:: Brano di testo ::
========================================================================
L'Italia, con 200 miliardi di stanziamenti, è risultato il maggiore beneficiario del programma europeo. Un nuovo corso che non va tuttavia scambiato per il "Campo dei miracoli" di Pinocchio. Fare debito è e resta un rischio. Perché il debito va ripagato, o comunque periodicamente rifinanziato, esponendo il debitore al giudizio dei creditori (i mercati) circa la sua affidabilità. E l'affidabilità del debitore dipende dalle prospettive di crescita che è in grado di presentare in modo credibile. L'Italia rischia grosso, perché ha non solo il record storico del debito pubblico, ma anche quello della bassa crescita. Dunque, come ripeteva continuamente Mario Draghi, l'Italia può sostenere un ulteriore aumento del debito, solo se dimostra di saper innalzare in modo strutturale il tasso di crescita potenziale della sua economia. E questo risultato si può raggiungere solo agendo su due leve, entrambe decisive: destinare le risorse ottenute a debito solo ed esclusivamente agli investimenti in grado di alimentare uno sviluppo di qualità (ambientale, sociale, tecnologica); e mettere mano alle riforme necessarie alla mobilitazione di tutte le risorse di cui dispone (o può disporre) il Paese e che, per un vasto e consolidato insieme di arretratezze, inefficienze e resistenze corporative, è largamente sottoutilizzato.
========================================================================
:: Dati di analisi dell'impaginazione ::
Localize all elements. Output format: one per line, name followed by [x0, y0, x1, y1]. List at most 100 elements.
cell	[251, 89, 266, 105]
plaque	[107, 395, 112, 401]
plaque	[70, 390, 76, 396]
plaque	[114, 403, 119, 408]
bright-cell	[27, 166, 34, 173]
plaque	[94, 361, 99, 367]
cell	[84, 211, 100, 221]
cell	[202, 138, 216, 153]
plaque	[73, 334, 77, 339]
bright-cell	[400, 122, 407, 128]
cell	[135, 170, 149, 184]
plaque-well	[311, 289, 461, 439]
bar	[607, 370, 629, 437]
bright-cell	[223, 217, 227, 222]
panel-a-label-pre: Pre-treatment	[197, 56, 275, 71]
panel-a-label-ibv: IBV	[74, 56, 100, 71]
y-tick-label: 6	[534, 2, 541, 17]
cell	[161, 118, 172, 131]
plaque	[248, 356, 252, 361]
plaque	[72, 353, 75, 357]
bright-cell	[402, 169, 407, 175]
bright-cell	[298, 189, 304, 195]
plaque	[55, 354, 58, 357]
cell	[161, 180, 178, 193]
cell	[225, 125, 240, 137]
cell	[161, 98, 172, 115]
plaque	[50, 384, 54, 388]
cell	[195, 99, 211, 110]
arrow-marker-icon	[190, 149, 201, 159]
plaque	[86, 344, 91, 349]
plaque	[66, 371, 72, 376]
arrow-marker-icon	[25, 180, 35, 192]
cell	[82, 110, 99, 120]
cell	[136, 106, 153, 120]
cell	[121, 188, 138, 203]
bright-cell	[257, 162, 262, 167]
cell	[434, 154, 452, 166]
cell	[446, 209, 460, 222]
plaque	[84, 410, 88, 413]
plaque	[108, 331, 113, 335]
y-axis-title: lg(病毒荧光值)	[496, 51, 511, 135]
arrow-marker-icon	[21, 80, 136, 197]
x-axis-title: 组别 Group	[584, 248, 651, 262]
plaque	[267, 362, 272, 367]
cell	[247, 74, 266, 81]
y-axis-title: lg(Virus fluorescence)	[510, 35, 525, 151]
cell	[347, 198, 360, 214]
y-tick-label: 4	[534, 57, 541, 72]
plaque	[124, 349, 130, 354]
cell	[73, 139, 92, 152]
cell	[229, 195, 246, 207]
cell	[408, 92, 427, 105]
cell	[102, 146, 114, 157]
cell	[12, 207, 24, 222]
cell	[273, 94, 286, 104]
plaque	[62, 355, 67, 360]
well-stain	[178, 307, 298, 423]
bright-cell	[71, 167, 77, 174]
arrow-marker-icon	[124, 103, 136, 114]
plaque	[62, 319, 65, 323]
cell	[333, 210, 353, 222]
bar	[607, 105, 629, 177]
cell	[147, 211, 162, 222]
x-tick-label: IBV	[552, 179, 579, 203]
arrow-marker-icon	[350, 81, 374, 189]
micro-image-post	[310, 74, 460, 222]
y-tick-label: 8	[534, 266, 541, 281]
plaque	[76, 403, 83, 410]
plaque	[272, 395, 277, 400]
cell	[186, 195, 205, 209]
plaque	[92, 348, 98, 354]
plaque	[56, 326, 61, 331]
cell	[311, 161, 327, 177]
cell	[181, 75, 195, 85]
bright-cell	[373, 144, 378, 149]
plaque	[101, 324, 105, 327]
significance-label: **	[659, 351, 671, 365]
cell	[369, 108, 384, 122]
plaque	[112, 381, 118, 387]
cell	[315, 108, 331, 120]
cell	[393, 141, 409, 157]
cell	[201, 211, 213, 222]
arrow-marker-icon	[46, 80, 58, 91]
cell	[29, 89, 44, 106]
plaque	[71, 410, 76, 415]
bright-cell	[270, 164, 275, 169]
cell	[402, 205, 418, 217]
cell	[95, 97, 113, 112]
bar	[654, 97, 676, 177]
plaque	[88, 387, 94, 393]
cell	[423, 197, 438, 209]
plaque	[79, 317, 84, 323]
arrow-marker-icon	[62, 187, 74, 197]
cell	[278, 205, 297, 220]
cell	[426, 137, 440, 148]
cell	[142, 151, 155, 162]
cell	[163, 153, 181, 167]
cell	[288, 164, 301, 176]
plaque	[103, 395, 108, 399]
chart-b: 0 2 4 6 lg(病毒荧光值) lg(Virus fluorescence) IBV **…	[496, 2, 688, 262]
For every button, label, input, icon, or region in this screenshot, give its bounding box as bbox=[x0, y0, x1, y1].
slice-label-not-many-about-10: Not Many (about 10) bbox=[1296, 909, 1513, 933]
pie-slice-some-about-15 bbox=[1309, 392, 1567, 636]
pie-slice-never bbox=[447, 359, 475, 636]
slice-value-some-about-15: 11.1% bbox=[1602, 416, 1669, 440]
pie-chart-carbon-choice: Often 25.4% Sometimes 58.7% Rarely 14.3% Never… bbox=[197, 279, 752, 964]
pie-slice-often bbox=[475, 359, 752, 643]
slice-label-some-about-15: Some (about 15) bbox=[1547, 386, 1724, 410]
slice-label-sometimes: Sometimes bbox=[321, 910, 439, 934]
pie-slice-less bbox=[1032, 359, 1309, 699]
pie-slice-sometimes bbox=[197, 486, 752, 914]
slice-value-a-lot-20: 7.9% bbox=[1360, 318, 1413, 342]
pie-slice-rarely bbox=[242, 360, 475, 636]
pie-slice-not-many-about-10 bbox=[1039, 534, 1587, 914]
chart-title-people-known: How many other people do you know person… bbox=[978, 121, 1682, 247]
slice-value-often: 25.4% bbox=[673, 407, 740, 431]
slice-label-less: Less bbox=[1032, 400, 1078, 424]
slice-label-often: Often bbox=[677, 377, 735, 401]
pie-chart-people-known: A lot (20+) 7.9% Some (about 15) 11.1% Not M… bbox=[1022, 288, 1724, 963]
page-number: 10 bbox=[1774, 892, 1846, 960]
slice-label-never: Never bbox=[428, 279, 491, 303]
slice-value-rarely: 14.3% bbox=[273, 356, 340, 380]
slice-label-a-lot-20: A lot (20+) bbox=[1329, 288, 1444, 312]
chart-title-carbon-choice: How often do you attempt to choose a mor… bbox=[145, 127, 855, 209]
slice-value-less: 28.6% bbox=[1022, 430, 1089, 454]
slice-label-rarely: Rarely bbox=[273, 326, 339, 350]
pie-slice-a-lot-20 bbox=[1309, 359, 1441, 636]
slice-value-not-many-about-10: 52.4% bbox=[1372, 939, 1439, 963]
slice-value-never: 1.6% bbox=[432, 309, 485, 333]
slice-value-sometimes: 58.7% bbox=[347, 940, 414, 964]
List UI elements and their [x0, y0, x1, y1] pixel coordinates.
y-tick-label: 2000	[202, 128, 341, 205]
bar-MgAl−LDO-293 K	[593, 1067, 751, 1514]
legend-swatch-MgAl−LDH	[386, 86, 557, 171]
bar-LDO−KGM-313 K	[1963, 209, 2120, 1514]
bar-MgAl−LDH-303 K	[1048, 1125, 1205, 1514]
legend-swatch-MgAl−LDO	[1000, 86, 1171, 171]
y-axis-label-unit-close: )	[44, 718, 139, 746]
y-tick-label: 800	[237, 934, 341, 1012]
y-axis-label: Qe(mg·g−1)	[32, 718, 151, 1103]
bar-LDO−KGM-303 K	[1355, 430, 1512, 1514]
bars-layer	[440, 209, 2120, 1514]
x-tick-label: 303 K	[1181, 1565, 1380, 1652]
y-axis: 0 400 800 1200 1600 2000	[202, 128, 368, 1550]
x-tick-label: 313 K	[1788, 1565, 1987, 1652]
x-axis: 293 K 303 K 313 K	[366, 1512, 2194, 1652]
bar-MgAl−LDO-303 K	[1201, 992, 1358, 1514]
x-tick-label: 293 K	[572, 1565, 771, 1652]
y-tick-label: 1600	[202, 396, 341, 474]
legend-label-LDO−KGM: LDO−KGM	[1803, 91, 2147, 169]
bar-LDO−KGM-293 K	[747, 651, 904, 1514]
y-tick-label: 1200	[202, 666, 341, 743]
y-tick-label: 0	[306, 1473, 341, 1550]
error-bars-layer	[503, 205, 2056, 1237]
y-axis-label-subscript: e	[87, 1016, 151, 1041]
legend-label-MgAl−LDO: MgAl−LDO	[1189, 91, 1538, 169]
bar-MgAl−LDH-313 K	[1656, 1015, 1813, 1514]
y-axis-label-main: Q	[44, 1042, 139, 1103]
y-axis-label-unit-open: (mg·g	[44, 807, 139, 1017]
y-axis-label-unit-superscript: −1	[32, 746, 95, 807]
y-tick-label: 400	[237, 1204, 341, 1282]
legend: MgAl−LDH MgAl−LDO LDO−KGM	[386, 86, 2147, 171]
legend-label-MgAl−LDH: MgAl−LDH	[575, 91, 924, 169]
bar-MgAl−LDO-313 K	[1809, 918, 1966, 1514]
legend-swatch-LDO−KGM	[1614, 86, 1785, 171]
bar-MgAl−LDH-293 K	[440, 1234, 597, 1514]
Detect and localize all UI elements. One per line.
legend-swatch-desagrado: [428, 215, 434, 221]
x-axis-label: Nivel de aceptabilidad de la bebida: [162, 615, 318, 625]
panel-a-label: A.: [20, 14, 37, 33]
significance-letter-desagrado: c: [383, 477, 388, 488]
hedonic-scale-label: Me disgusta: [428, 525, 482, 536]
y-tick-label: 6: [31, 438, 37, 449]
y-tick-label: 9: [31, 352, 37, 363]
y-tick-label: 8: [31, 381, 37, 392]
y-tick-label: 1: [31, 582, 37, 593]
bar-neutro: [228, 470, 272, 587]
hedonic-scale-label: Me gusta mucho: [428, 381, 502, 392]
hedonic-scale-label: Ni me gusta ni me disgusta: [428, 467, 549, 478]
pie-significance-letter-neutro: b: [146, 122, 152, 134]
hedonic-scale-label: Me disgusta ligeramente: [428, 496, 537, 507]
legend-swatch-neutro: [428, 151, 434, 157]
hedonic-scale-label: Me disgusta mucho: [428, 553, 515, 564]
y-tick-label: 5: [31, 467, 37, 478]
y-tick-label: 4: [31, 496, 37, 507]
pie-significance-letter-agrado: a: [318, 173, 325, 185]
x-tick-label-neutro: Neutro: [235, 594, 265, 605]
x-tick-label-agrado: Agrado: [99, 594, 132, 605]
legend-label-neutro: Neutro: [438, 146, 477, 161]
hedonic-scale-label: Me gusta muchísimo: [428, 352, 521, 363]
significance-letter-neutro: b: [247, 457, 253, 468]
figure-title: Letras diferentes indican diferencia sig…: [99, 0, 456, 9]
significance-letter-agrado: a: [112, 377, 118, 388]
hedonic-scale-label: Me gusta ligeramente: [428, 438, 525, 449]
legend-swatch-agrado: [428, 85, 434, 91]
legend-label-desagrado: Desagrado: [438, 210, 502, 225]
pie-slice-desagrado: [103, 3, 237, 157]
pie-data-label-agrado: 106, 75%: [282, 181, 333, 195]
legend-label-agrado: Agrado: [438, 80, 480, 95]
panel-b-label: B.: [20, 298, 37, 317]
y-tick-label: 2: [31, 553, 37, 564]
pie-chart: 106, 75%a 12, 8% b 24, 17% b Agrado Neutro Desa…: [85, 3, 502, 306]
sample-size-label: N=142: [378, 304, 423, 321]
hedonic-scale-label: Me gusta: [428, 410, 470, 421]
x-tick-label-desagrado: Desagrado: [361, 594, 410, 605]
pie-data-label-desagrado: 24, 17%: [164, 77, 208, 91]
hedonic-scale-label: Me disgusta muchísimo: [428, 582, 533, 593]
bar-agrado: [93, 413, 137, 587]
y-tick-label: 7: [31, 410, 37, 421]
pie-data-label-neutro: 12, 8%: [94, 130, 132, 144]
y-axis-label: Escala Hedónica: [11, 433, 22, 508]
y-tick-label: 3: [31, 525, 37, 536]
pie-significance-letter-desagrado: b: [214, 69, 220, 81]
========================================================================
:: Cosa farai ::
1 – Secondo il brano, a quanto ammontano gli stanziamenti che l'Italia ha ottenuto dal programma europeo?
2 – Elenca tutte le qualità dello sviluppo che, secondo il brano, gli investimenti devono alimentare.

:: Risposte per compito ::
1 – 200 miliardi.

2 – Ambientale, sociale, tecnologica.